_DESCRIPTION OF THE TASK:_ Extract all lines in the data that contain the word "Meccanica".

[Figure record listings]
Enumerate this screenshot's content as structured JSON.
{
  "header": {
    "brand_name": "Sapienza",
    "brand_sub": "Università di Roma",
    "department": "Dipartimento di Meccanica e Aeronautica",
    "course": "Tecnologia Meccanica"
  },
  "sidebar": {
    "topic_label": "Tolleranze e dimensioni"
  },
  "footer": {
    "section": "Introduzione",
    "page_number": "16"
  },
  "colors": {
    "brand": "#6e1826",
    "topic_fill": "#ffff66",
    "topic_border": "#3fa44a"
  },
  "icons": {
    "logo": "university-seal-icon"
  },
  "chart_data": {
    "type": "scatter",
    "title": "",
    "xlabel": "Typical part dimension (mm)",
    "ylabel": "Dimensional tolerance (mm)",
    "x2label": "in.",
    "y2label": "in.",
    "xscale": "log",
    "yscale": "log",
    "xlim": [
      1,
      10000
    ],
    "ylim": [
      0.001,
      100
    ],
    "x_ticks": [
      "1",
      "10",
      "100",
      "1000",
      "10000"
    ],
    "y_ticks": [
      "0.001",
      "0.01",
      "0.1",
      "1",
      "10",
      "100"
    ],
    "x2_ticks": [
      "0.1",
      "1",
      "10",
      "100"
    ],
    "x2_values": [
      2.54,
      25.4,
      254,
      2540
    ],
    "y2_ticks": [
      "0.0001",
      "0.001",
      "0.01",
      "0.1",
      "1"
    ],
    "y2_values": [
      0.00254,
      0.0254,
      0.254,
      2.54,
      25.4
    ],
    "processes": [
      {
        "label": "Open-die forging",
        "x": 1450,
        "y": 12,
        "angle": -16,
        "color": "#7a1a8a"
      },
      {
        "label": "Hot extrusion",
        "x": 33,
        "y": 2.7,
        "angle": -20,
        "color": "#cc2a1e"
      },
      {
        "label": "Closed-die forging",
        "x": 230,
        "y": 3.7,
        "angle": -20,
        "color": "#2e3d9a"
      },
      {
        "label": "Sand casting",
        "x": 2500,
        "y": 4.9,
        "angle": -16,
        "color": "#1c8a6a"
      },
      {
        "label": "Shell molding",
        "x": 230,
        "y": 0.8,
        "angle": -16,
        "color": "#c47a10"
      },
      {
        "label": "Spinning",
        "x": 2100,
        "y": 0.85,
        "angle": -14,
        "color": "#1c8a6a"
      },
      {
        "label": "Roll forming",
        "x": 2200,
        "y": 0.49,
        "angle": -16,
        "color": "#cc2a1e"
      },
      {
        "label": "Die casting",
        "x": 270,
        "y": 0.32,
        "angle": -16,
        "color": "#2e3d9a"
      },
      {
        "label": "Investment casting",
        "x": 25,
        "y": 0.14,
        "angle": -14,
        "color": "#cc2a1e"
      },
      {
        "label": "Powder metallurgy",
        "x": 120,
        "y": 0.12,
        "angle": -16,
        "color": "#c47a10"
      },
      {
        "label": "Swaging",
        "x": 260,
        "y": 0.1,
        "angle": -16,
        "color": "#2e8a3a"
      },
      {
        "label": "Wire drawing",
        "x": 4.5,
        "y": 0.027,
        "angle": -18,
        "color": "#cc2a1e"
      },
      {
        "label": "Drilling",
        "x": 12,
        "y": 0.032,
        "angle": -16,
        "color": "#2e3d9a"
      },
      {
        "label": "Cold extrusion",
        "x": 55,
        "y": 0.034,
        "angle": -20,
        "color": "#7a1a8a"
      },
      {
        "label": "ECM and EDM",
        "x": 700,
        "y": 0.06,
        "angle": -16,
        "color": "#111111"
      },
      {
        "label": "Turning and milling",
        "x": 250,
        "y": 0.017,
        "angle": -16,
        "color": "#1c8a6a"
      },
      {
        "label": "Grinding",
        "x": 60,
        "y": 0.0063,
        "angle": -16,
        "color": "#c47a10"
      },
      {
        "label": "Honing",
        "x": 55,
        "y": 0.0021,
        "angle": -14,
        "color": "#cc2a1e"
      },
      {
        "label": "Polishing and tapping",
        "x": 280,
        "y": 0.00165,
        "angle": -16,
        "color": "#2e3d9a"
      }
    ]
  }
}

* * *

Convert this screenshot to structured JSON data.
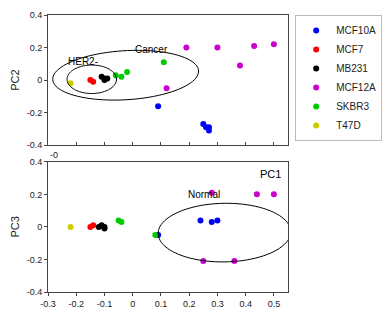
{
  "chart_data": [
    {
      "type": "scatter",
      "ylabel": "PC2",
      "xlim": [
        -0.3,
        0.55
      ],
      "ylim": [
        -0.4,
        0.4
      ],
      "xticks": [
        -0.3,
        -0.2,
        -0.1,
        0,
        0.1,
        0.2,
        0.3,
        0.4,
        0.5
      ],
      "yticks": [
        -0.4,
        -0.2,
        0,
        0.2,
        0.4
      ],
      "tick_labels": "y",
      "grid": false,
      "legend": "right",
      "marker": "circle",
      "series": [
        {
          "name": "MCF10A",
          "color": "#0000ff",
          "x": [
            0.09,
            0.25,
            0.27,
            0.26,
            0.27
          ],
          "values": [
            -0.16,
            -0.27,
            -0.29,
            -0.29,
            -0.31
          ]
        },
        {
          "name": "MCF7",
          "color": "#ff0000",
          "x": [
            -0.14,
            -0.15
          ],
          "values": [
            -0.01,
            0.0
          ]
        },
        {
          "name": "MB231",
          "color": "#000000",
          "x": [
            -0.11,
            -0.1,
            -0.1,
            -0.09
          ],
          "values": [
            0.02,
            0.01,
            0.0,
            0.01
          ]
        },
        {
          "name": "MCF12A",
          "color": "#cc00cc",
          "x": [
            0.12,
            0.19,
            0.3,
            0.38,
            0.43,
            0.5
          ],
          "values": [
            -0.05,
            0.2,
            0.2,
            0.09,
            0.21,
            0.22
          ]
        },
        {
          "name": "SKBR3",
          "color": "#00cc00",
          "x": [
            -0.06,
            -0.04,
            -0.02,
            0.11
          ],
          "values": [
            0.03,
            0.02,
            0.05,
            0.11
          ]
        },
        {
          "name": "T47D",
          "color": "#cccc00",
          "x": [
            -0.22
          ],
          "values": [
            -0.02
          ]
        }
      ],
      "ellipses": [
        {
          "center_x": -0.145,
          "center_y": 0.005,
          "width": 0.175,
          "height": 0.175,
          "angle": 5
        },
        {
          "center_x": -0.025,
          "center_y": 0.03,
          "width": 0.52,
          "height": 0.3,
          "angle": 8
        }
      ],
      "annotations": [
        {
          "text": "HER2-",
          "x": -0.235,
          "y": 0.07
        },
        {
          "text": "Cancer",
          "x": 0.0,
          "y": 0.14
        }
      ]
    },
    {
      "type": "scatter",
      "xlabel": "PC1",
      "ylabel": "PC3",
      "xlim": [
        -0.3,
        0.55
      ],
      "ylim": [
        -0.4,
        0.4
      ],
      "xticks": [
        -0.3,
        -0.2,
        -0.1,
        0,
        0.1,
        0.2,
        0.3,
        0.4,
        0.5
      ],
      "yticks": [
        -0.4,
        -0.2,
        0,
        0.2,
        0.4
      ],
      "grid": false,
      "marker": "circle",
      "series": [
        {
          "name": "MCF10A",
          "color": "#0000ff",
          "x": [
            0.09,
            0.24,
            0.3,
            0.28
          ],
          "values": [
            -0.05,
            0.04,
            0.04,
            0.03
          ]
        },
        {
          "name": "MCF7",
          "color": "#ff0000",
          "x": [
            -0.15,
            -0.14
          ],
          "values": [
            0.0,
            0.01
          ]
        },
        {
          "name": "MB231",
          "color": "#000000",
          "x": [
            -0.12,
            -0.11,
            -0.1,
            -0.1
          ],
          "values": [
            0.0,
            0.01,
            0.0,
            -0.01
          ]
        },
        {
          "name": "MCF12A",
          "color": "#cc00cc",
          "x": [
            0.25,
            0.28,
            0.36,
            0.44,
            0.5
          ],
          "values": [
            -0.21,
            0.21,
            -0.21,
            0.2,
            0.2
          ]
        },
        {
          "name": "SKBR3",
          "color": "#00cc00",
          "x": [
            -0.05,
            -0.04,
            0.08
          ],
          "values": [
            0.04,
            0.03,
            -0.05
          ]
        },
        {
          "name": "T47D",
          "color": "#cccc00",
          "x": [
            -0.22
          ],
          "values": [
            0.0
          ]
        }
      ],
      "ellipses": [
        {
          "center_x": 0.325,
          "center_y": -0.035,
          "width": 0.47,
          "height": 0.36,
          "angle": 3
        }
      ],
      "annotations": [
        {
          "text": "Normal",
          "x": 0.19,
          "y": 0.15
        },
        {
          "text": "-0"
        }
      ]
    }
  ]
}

_OUTPUT FOR THIS TASK:_
    "department": "Dipartimento di Meccanica e Aeronautica",
    "course": "Tecnologia Meccanica"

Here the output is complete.